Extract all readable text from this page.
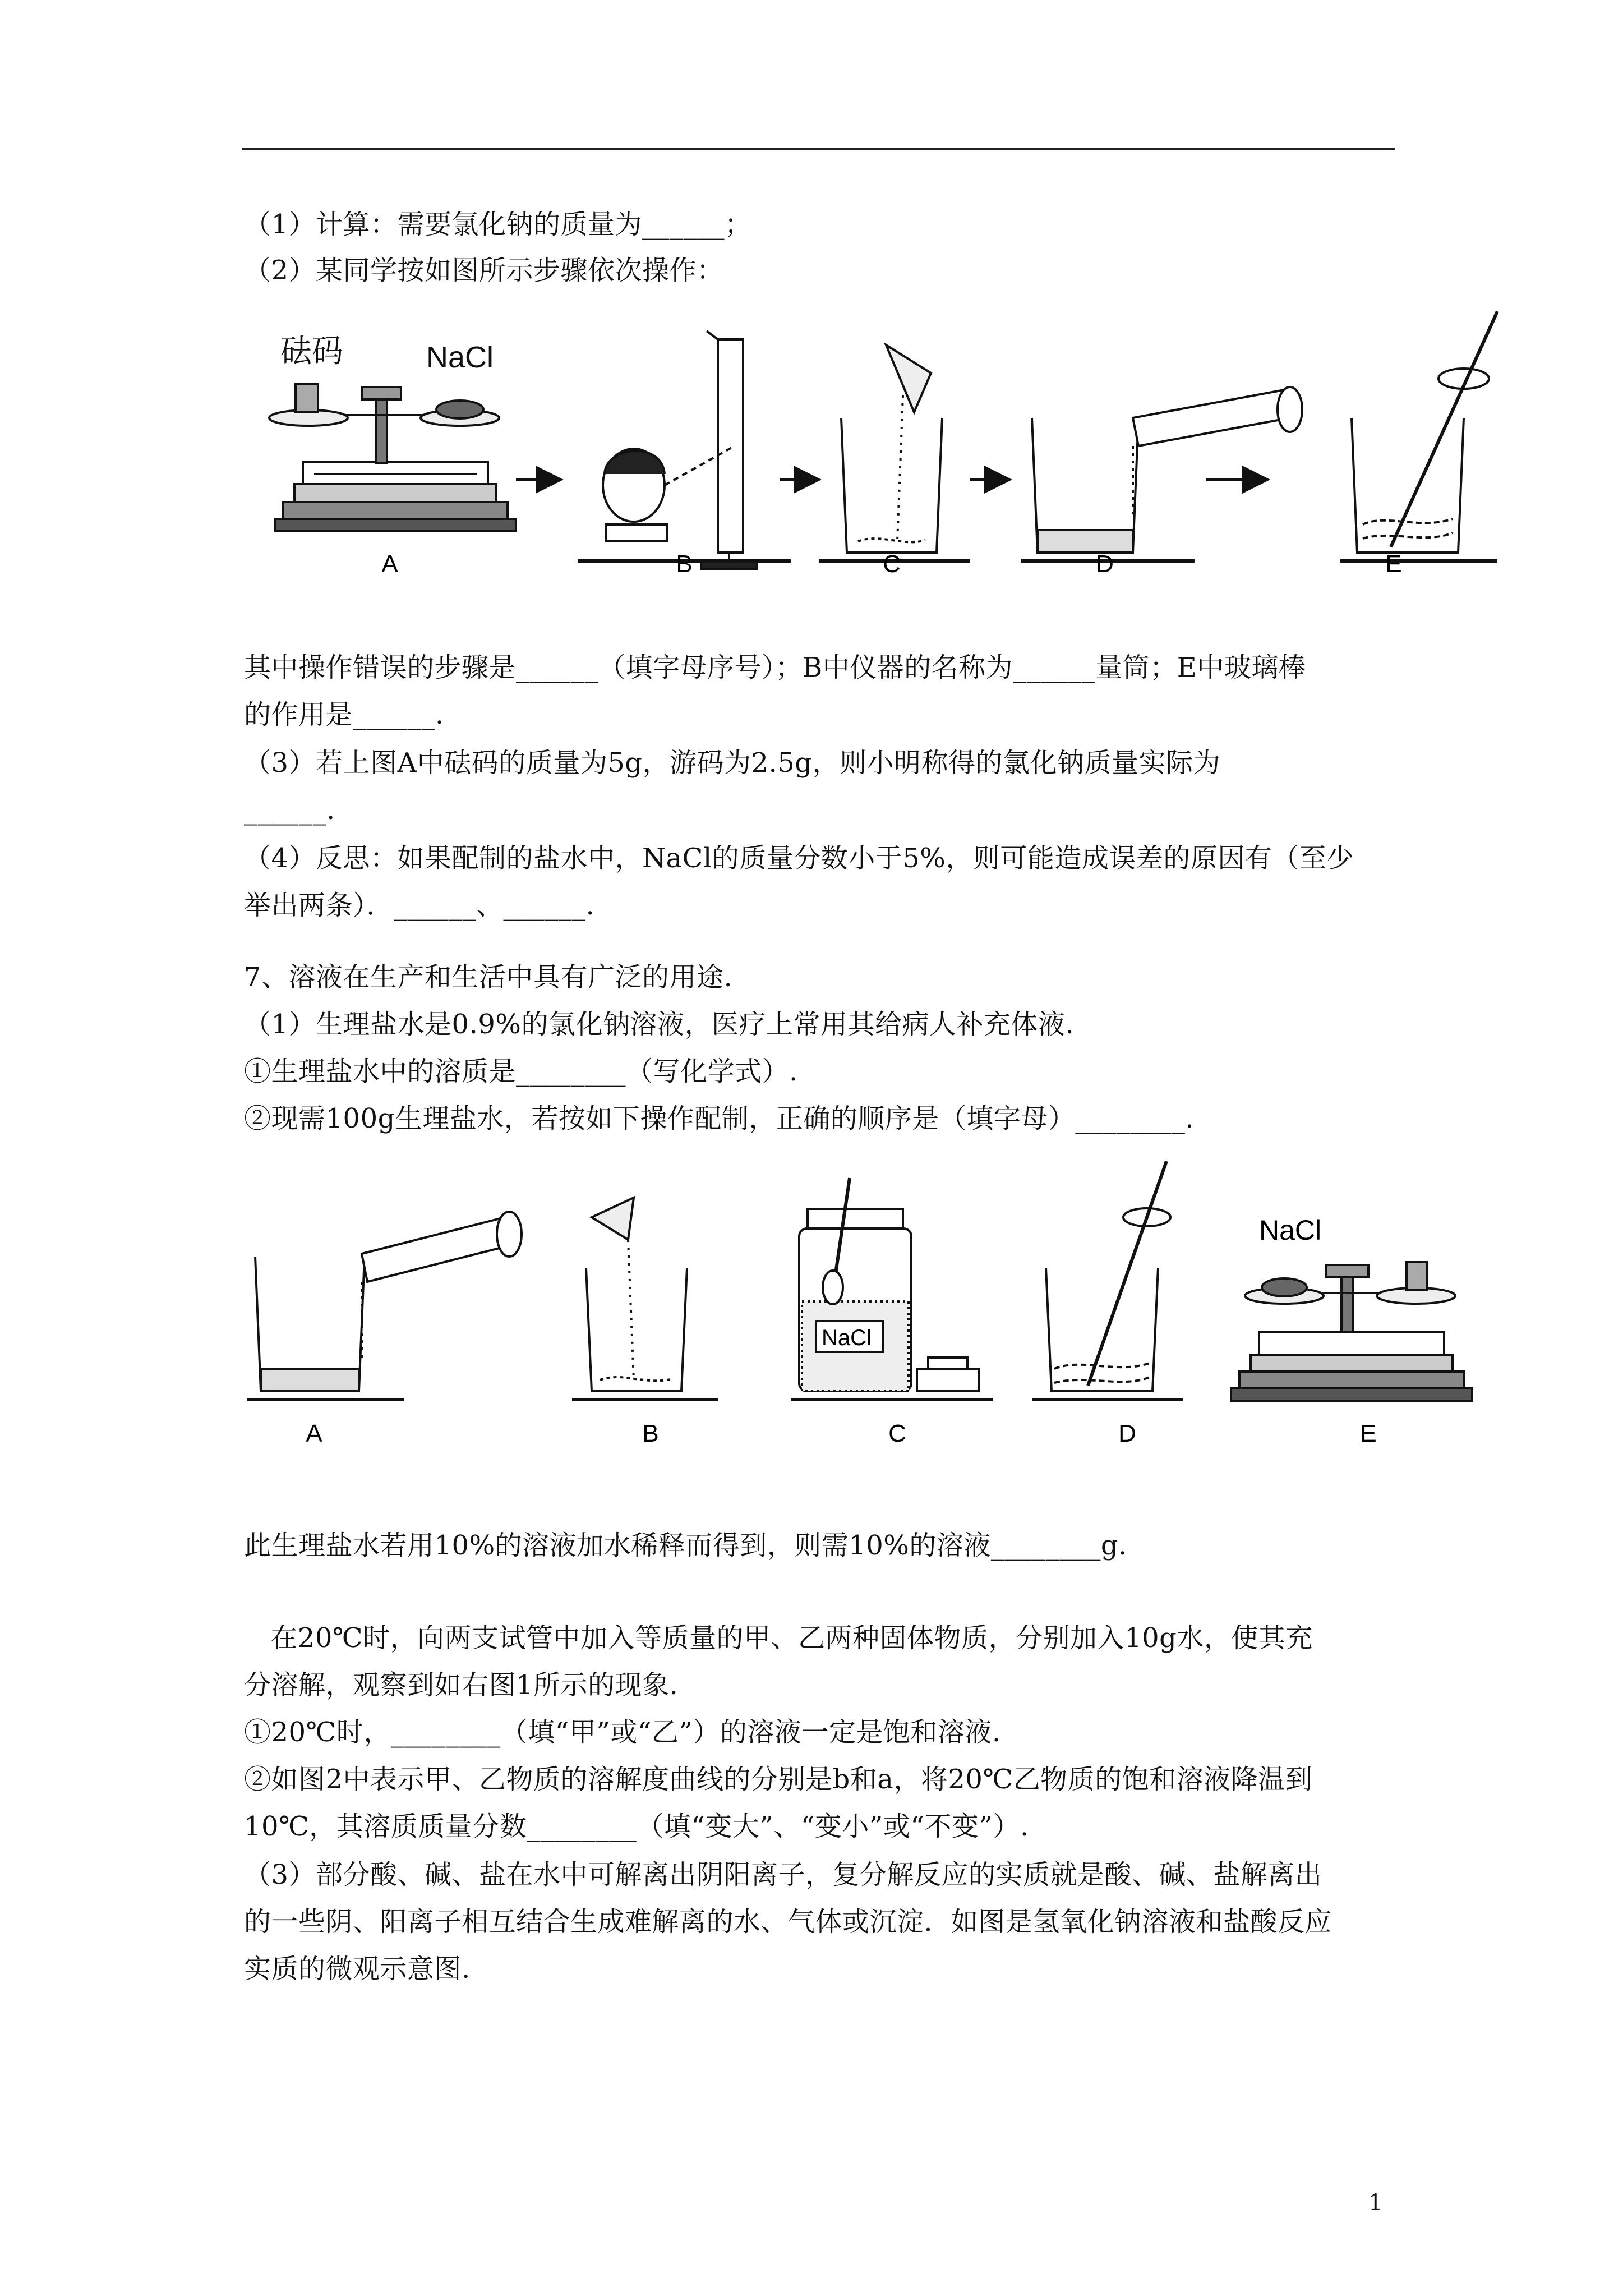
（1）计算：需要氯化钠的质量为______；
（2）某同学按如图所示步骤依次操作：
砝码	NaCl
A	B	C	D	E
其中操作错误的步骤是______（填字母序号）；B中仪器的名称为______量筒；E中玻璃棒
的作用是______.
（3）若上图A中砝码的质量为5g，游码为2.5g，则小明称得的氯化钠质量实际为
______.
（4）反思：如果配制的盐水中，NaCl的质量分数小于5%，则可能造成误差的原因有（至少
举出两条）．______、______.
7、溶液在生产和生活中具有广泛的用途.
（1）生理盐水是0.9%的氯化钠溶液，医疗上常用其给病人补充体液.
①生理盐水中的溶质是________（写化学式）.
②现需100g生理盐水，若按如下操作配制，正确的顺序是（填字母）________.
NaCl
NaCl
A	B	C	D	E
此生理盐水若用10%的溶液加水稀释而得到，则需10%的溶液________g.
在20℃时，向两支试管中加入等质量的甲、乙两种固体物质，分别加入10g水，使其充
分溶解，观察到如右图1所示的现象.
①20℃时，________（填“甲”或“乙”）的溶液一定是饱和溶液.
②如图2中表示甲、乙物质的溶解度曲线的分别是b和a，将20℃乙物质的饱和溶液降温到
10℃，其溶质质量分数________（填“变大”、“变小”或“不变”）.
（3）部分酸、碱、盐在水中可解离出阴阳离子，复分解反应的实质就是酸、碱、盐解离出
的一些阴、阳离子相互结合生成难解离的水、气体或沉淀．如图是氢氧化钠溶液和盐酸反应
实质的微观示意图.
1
-*-*-
Your task is to copy the entries in full and exactly, without any images.

Extract all readable text from this page.
（1）计算：需要氯化钠的质量为______；
（2）某同学按如图所示步骤依次操作：
砝码	NaCl
A	B	C	D	E
其中操作错误的步骤是______（填字母序号）；B中仪器的名称为______量筒；E中玻璃棒
的作用是______.
（3）若上图A中砝码的质量为5g，游码为2.5g，则小明称得的氯化钠质量实际为
______.
（4）反思：如果配制的盐水中，NaCl的质量分数小于5%，则可能造成误差的原因有（至少
举出两条）．______、______.
7、溶液在生产和生活中具有广泛的用途.
（1）生理盐水是0.9%的氯化钠溶液，医疗上常用其给病人补充体液.
①生理盐水中的溶质是________（写化学式）.
②现需100g生理盐水，若按如下操作配制，正确的顺序是（填字母）________.
NaCl
NaCl
A	B	C	D	E
此生理盐水若用10%的溶液加水稀释而得到，则需10%的溶液________g.
在20℃时，向两支试管中加入等质量的甲、乙两种固体物质，分别加入10g水，使其充
分溶解，观察到如右图1所示的现象.
①20℃时，________（填“甲”或“乙”）的溶液一定是饱和溶液.
②如图2中表示甲、乙物质的溶解度曲线的分别是b和a，将20℃乙物质的饱和溶液降温到
10℃，其溶质质量分数________（填“变大”、“变小”或“不变”）.
（3）部分酸、碱、盐在水中可解离出阴阳离子，复分解反应的实质就是酸、碱、盐解离出
的一些阴、阳离子相互结合生成难解离的水、气体或沉淀．如图是氢氧化钠溶液和盐酸反应
实质的微观示意图.
1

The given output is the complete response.